== GIVEN RECORDS

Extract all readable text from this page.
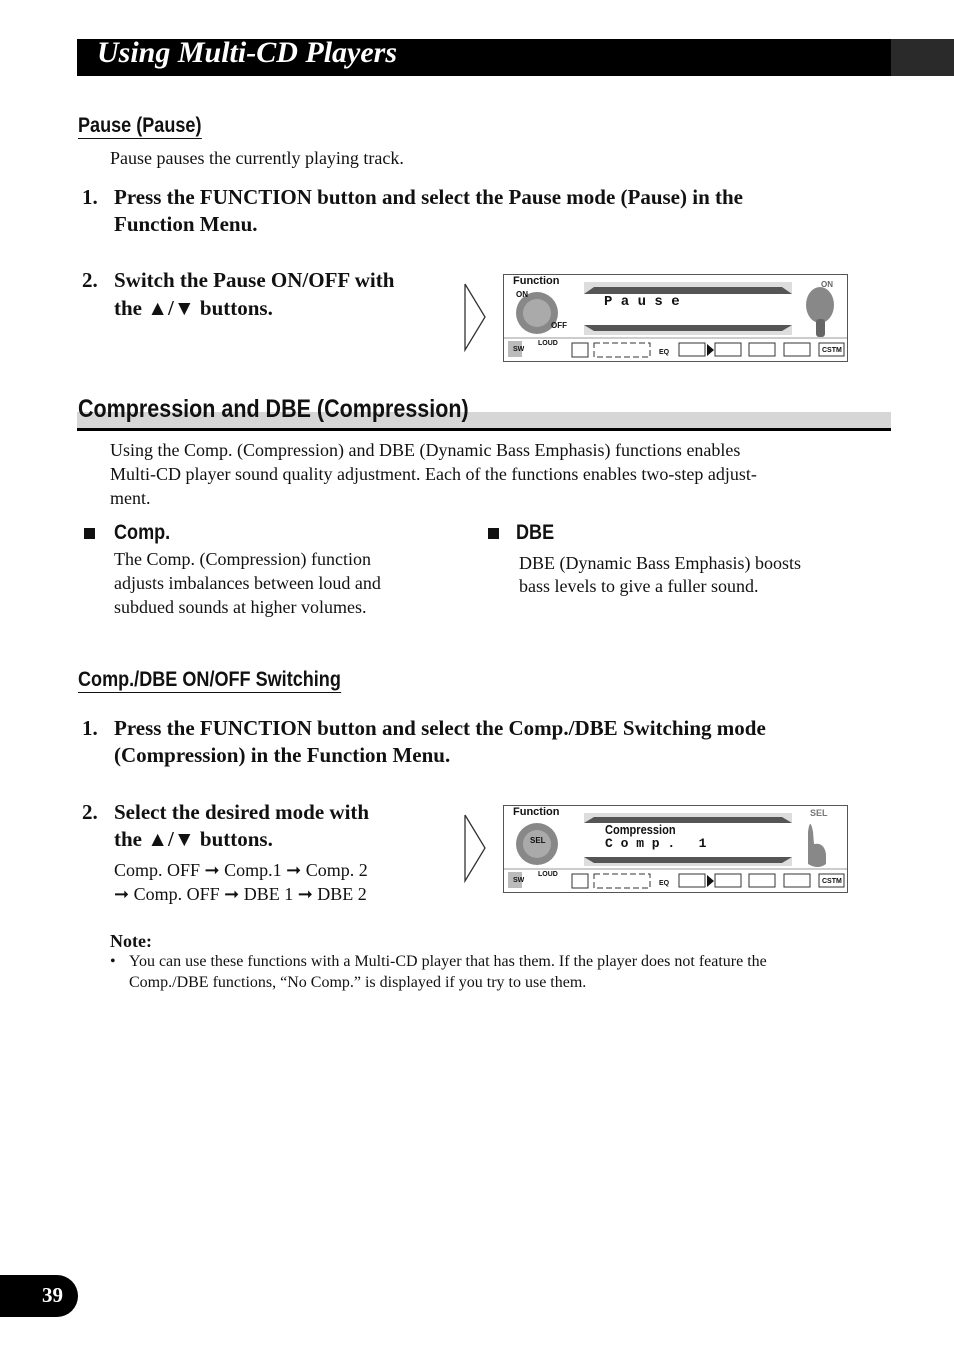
Using Multi-CD Players
Pause (Pause)
Pause pauses the currently playing track.
1. Press the FUNCTION button and select the Pause mode (Pause) in the
Function Menu.
2. Switch the Pause ON/OFF with
the ▲/▼ buttons.
Function
ON
OFF
P a u s e
ON
SW
LOUD
EQ	CSTM
Compression and DBE (Compression)
Using the Comp. (Compression) and DBE (Dynamic Bass Emphasis) functions enables
Multi-CD player sound quality adjustment. Each of the functions enables two-step adjust-
ment.
Comp.
The Comp. (Compression) function
adjusts imbalances between loud and
subdued sounds at higher volumes.
DBE
DBE (Dynamic Bass Emphasis) boosts
bass levels to give a fuller sound.
Comp./DBE ON/OFF Switching
1. Press the FUNCTION button and select the Comp./DBE Switching mode
(Compression) in the Function Menu.
2. Select the desired mode with
the ▲/▼ buttons.
Comp. OFF ➞ Comp.1 ➞ Comp. 2
➞ Comp. OFF ➞ DBE 1 ➞ DBE 2
Function
SEL
Compression
C o m p .   1
SEL
SW
LOUD
EQ	CSTM
Note:
• You can use these functions with a Multi-CD player that has them. If the player does not feature the
Comp./DBE functions, “No Comp.” is displayed if you try to use them.
39
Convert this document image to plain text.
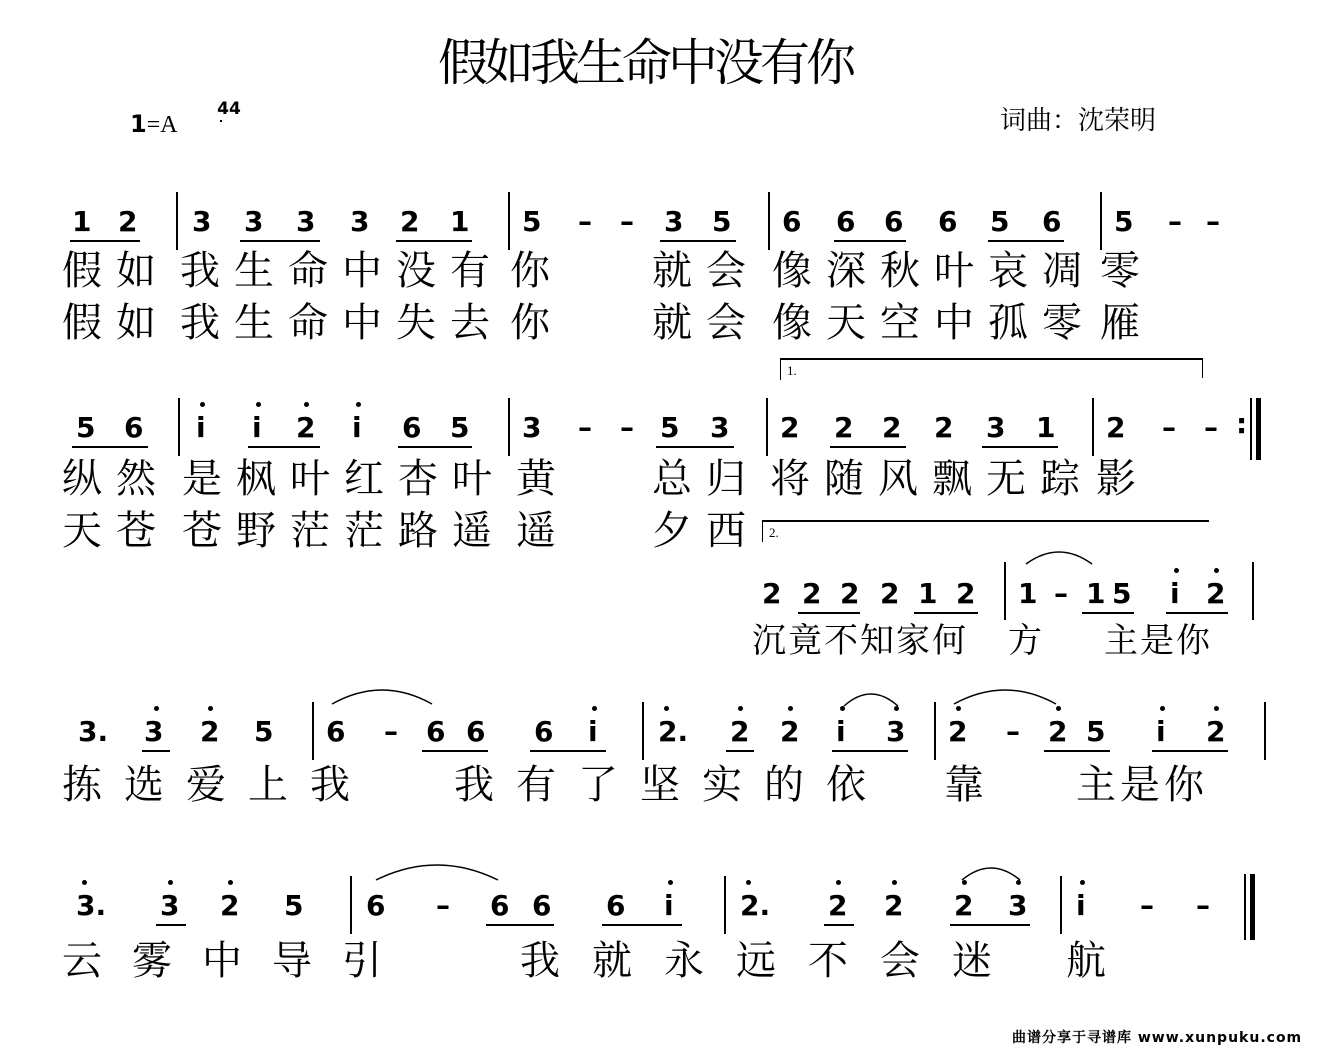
假如我生命中没有你
1=A
4
4	词曲：沈荣明
1 2 3 3 3 3 2 1 5 – – 3 5 6 6 6 6 5 6 5 – –
假如 我生命中没有 你 就会 像深秋叶哀凋 零
假如 我生命中失去 你 就会 像天空中孤零 雁
1.
5 6 i i 2 i 6 5 3 – – 5 3 2 2 2 2 3 1 2 – – :
纵然 是枫叶红杏叶 黄 总归 将随风飘无踪 影
天苍 苍野茫茫路遥 遥 夕西 2.
2 2 2 2 1 2 1 – 1 5 i 2
沉竟不知家何 方 主是你
3. 3 2 5 6 – 6 6 6 i 2. 2 2 i 3 2 – 2 5 i 2
拣选爱上我 我有了坚实的依 靠 主是你
3. 3 2 5 6 – 6 6 6 i 2. 2 2 2 3 i – –
云雾中导引	我就永远不会迷 航
曲谱分享于寻谱库 www.xunpuku.com
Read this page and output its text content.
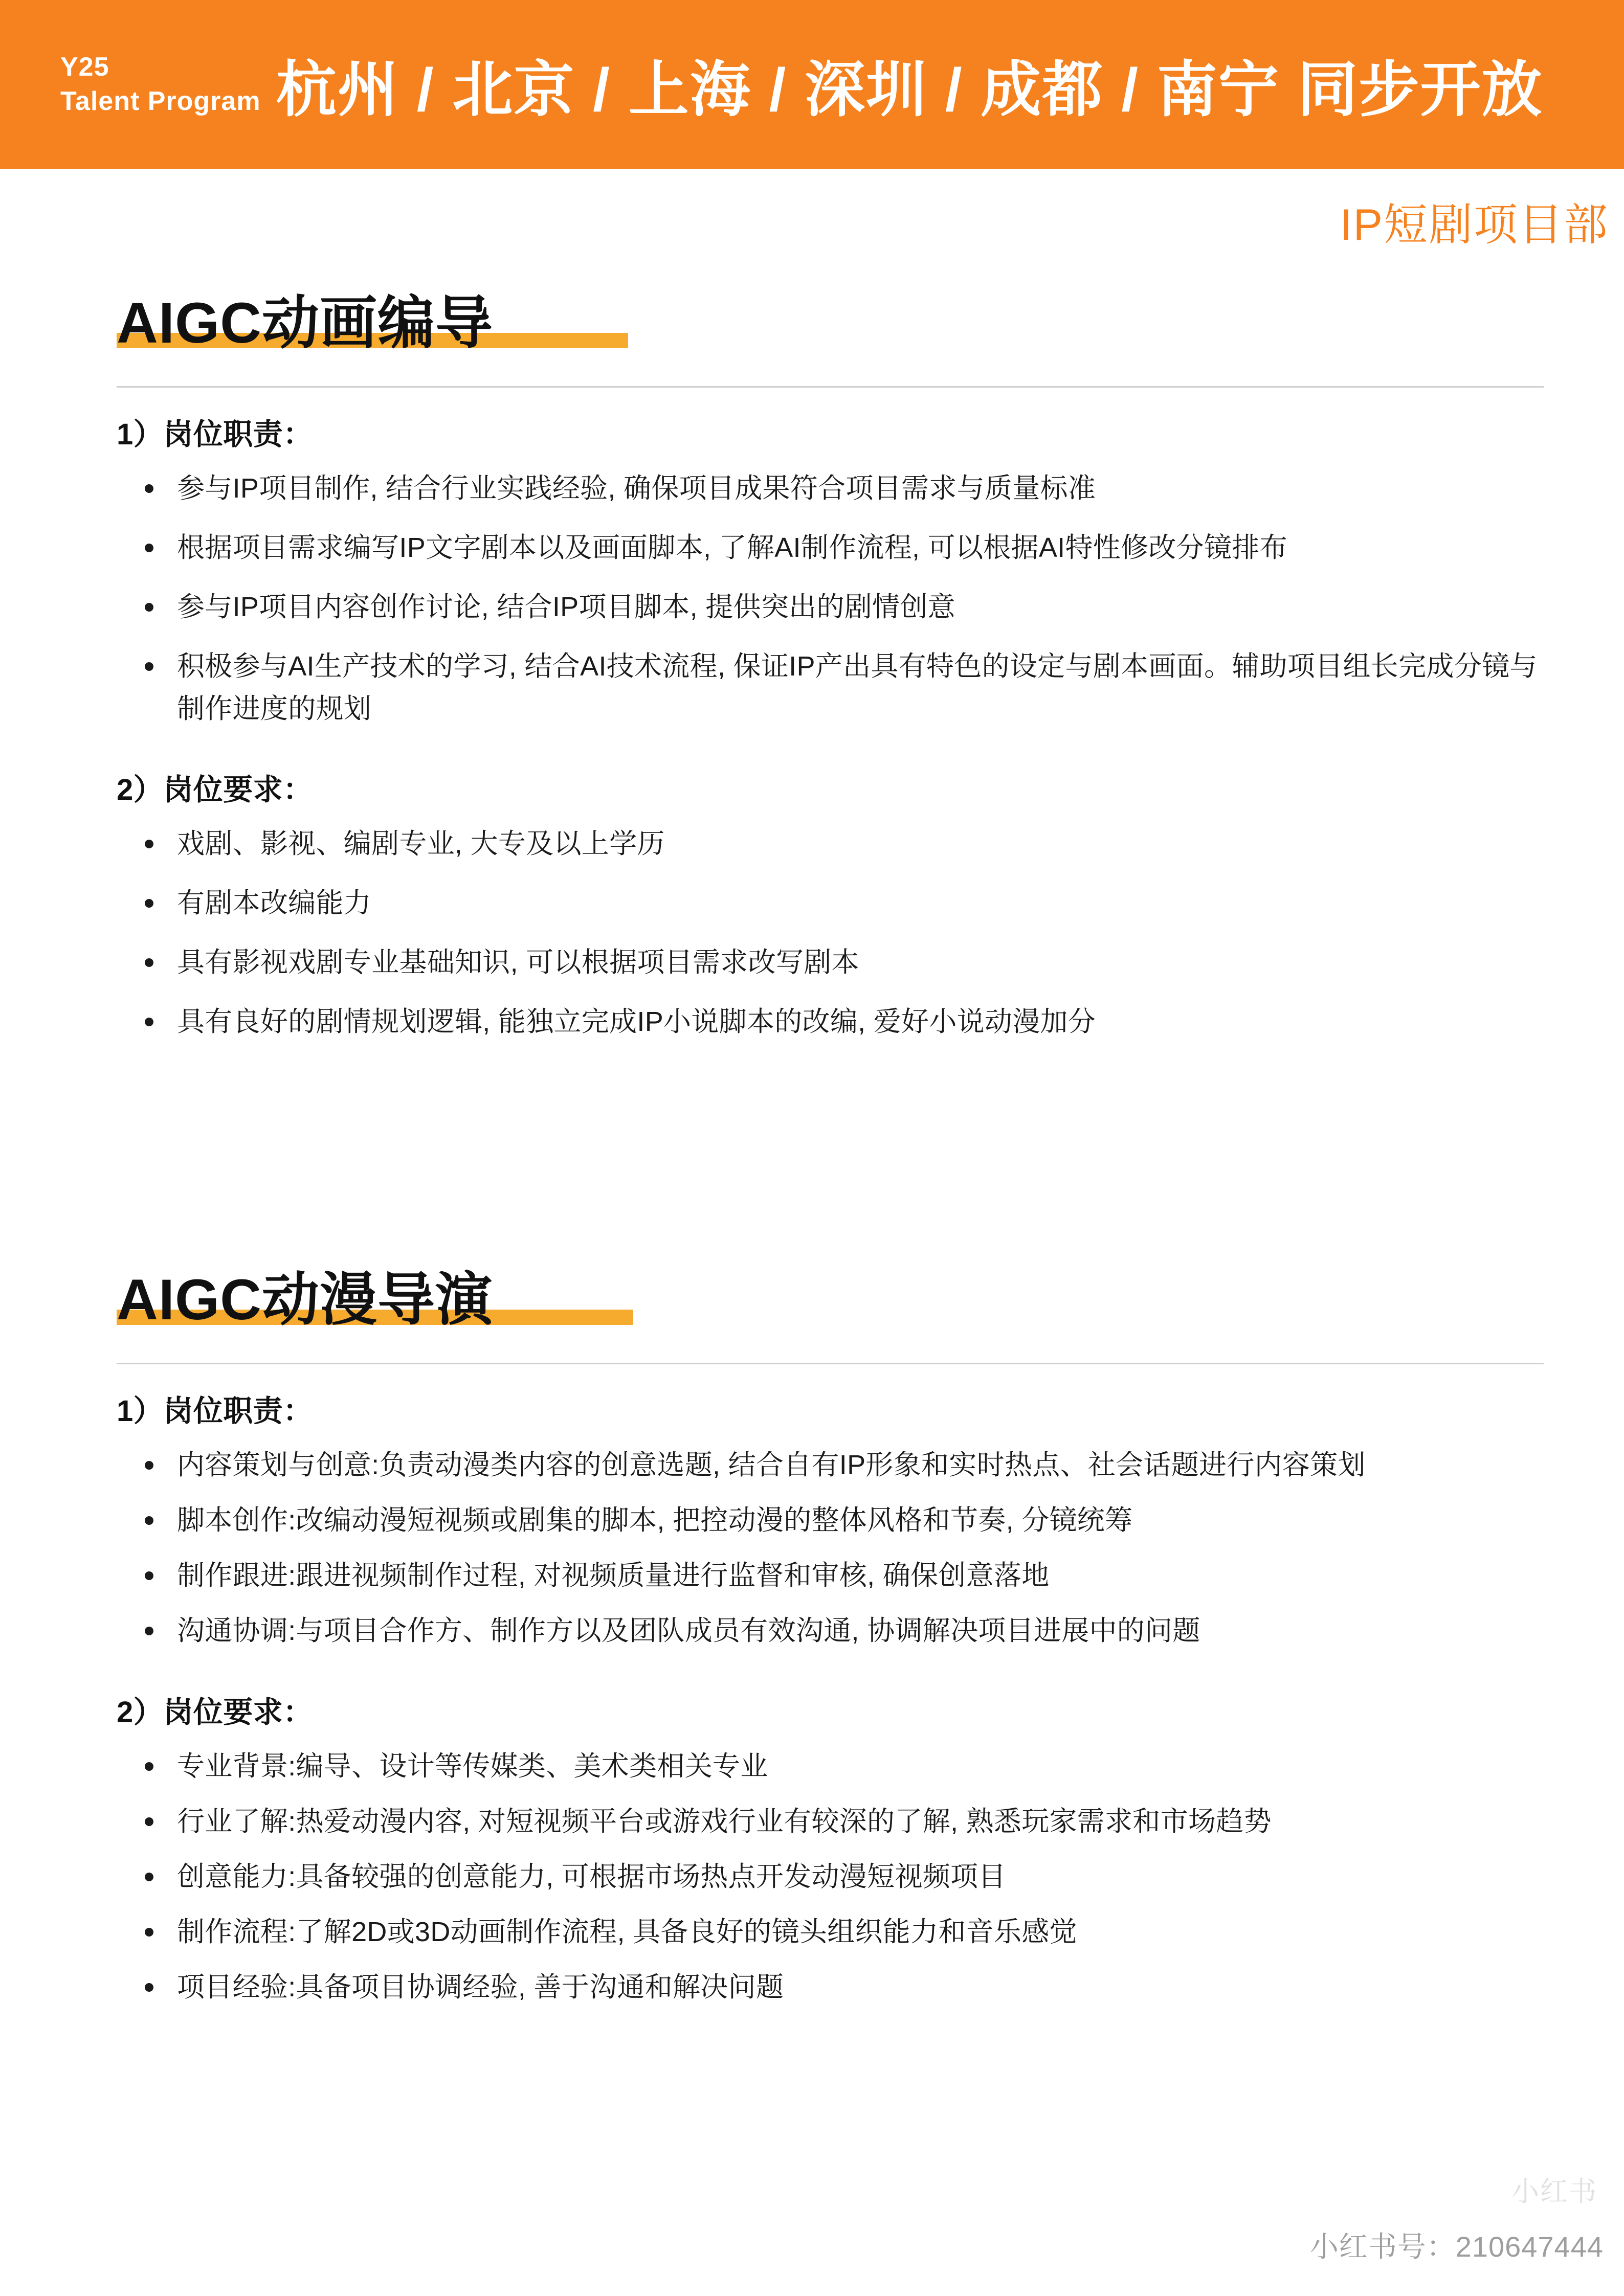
Y25
Talent Program 杭州 / 北京 / 上海 / 深圳 / 成都 / 南宁 同步开放
IP短剧项目部
AIGC动画编导
1）岗位职责：
参与IP项目制作, 结合行业实践经验, 确保项目成果符合项目需求与质量标准
根据项目需求编写IP文字剧本以及画面脚本, 了解AI制作流程, 可以根据AI特性修改分镜排布
参与IP项目内容创作讨论, 结合IP项目脚本, 提供突出的剧情创意
积极参与AI生产技术的学习, 结合AI技术流程, 保证IP产出具有特色的设定与剧本画面。辅助项目组长完成分镜与制作进度的规划
2）岗位要求：
戏剧、影视、编剧专业, 大专及以上学历
有剧本改编能力
具有影视戏剧专业基础知识, 可以根据项目需求改写剧本
具有良好的剧情规划逻辑, 能独立完成IP小说脚本的改编, 爱好小说动漫加分
AIGC动漫导演
1）岗位职责：
内容策划与创意:负责动漫类内容的创意选题, 结合自有IP形象和实时热点、社会话题进行内容策划
脚本创作:改编动漫短视频或剧集的脚本, 把控动漫的整体风格和节奏, 分镜统筹
制作跟进:跟进视频制作过程, 对视频质量进行监督和审核, 确保创意落地
沟通协调:与项目合作方、制作方以及团队成员有效沟通, 协调解决项目进展中的问题
2）岗位要求：
专业背景:编导、设计等传媒类、美术类相关专业
行业了解:热爱动漫内容, 对短视频平台或游戏行业有较深的了解, 熟悉玩家需求和市场趋势
创意能力:具备较强的创意能力, 可根据市场热点开发动漫短视频项目
制作流程:了解2D或3D动画制作流程, 具备良好的镜头组织能力和音乐感觉
项目经验:具备项目协调经验, 善于沟通和解决问题
小红书
小红书号：210647444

====

Give the number of lines that carry the word "Switching", with nothing added.

:: TASK RESPONSE ::
2